* [WHAT THE TASK REQUIRES]
Would you set down every line of the material below without any changes, leaving out the pictures?

* [Stored entries]
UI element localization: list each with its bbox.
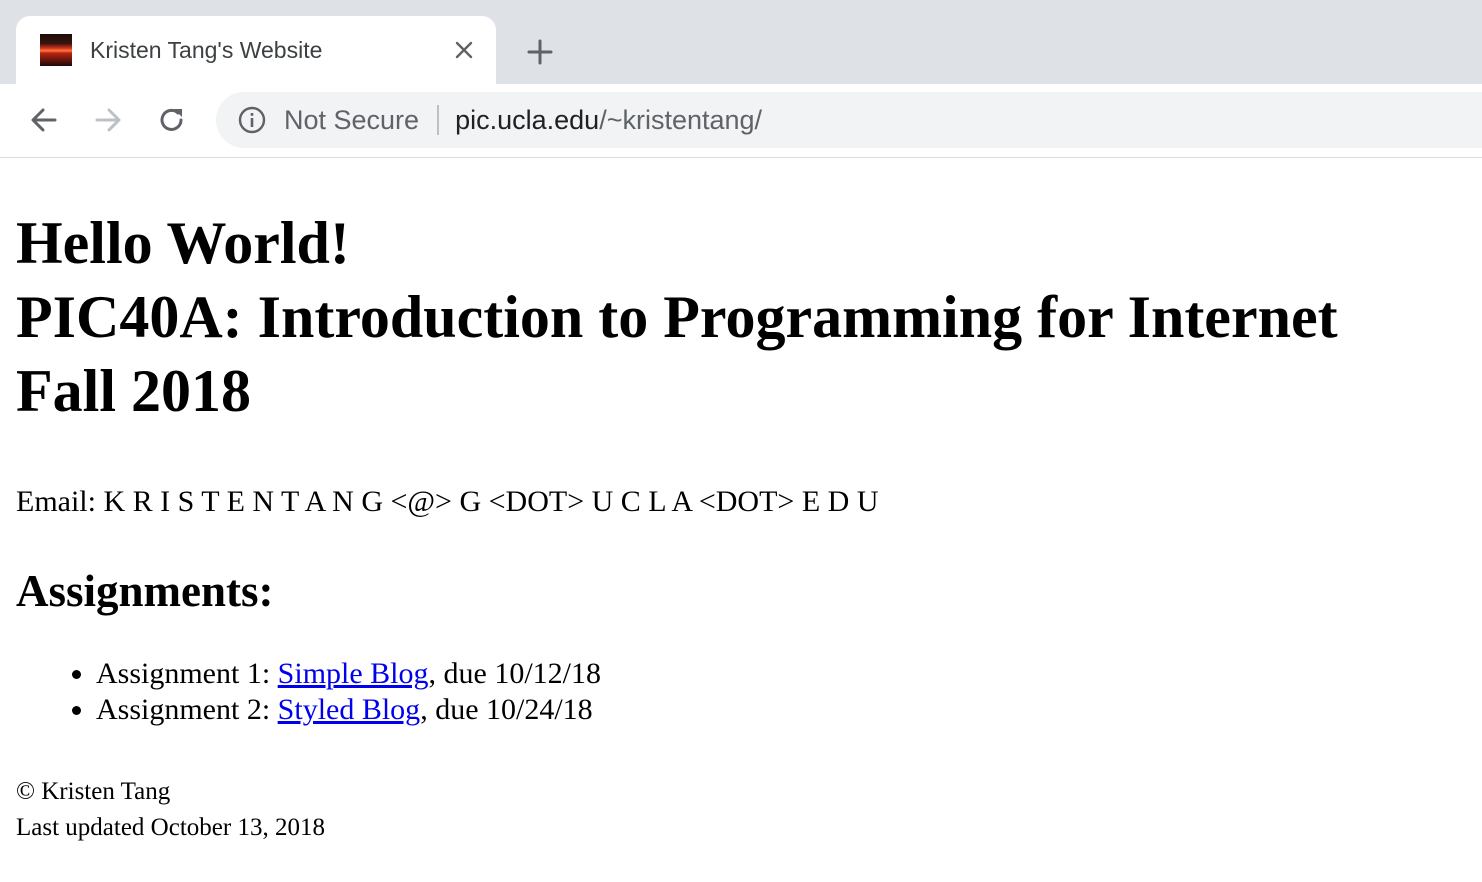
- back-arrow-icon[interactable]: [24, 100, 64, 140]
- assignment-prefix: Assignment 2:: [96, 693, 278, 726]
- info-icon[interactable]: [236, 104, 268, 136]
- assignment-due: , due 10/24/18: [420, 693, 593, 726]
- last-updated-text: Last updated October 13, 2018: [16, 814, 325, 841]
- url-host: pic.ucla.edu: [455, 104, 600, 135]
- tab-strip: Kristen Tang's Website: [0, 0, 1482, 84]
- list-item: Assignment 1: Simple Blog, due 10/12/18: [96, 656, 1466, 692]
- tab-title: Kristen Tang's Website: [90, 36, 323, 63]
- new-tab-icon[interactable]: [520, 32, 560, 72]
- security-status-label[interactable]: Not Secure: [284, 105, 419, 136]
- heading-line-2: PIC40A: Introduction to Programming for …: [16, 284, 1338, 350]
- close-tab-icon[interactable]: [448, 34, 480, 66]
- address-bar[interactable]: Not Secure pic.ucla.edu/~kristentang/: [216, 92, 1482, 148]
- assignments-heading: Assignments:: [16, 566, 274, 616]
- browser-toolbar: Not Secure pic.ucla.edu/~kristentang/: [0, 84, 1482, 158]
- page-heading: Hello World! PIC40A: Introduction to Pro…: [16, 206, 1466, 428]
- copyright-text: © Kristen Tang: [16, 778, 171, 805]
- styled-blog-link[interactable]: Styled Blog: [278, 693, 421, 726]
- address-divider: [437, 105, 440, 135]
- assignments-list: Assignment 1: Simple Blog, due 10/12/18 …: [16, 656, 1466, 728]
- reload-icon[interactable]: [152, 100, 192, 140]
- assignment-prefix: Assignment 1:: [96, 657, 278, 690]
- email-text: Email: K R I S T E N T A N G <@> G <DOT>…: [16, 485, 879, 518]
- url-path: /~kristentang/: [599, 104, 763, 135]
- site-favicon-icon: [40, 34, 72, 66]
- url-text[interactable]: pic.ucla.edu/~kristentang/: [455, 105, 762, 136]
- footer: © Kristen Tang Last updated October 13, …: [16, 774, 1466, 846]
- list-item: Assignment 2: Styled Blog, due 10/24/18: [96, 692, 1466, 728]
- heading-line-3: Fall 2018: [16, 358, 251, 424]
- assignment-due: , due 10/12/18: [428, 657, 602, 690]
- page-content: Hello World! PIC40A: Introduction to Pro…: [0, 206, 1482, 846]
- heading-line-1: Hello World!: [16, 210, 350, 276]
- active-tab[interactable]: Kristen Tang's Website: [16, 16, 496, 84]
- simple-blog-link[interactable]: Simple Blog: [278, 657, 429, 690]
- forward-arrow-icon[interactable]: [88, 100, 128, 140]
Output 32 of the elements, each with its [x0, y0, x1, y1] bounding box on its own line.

* [ANSWER IN FULL]
UI element localization: list each with its bbox.
- back-arrow-icon[interactable]: [24, 100, 64, 140]
- assignment-prefix: Assignment 2:: [96, 693, 278, 726]
- info-icon[interactable]: [236, 104, 268, 136]
- assignment-due: , due 10/24/18: [420, 693, 593, 726]
- last-updated-text: Last updated October 13, 2018: [16, 814, 325, 841]
- url-host: pic.ucla.edu: [455, 104, 600, 135]
- tab-strip: Kristen Tang's Website: [0, 0, 1482, 84]
- list-item: Assignment 1: Simple Blog, due 10/12/18: [96, 656, 1466, 692]
- tab-title: Kristen Tang's Website: [90, 36, 323, 63]
- new-tab-icon[interactable]: [520, 32, 560, 72]
- security-status-label[interactable]: Not Secure: [284, 105, 419, 136]
- heading-line-2: PIC40A: Introduction to Programming for …: [16, 284, 1338, 350]
- close-tab-icon[interactable]: [448, 34, 480, 66]
- address-bar[interactable]: Not Secure pic.ucla.edu/~kristentang/: [216, 92, 1482, 148]
- assignments-heading: Assignments:: [16, 566, 274, 616]
- browser-toolbar: Not Secure pic.ucla.edu/~kristentang/: [0, 84, 1482, 158]
- page-heading: Hello World! PIC40A: Introduction to Pro…: [16, 206, 1466, 428]
- copyright-text: © Kristen Tang: [16, 778, 171, 805]
- styled-blog-link[interactable]: Styled Blog: [278, 693, 421, 726]
- address-divider: [437, 105, 440, 135]
- assignments-list: Assignment 1: Simple Blog, due 10/12/18 …: [16, 656, 1466, 728]
- reload-icon[interactable]: [152, 100, 192, 140]
- assignment-prefix: Assignment 1:: [96, 657, 278, 690]
- email-text: Email: K R I S T E N T A N G <@> G <DOT>…: [16, 485, 879, 518]
- url-path: /~kristentang/: [599, 104, 763, 135]
- site-favicon-icon: [40, 34, 72, 66]
- url-text[interactable]: pic.ucla.edu/~kristentang/: [455, 105, 762, 136]
- footer: © Kristen Tang Last updated October 13, …: [16, 774, 1466, 846]
- list-item: Assignment 2: Styled Blog, due 10/24/18: [96, 692, 1466, 728]
- heading-line-3: Fall 2018: [16, 358, 251, 424]
- assignment-due: , due 10/12/18: [428, 657, 602, 690]
- page-content: Hello World! PIC40A: Introduction to Pro…: [0, 206, 1482, 846]
- heading-line-1: Hello World!: [16, 210, 350, 276]
- active-tab[interactable]: Kristen Tang's Website: [16, 16, 496, 84]
- simple-blog-link[interactable]: Simple Blog: [278, 657, 429, 690]
- forward-arrow-icon[interactable]: [88, 100, 128, 140]
Output 32 of the elements, each with its [x0, y0, x1, y1] bounding box on its own line.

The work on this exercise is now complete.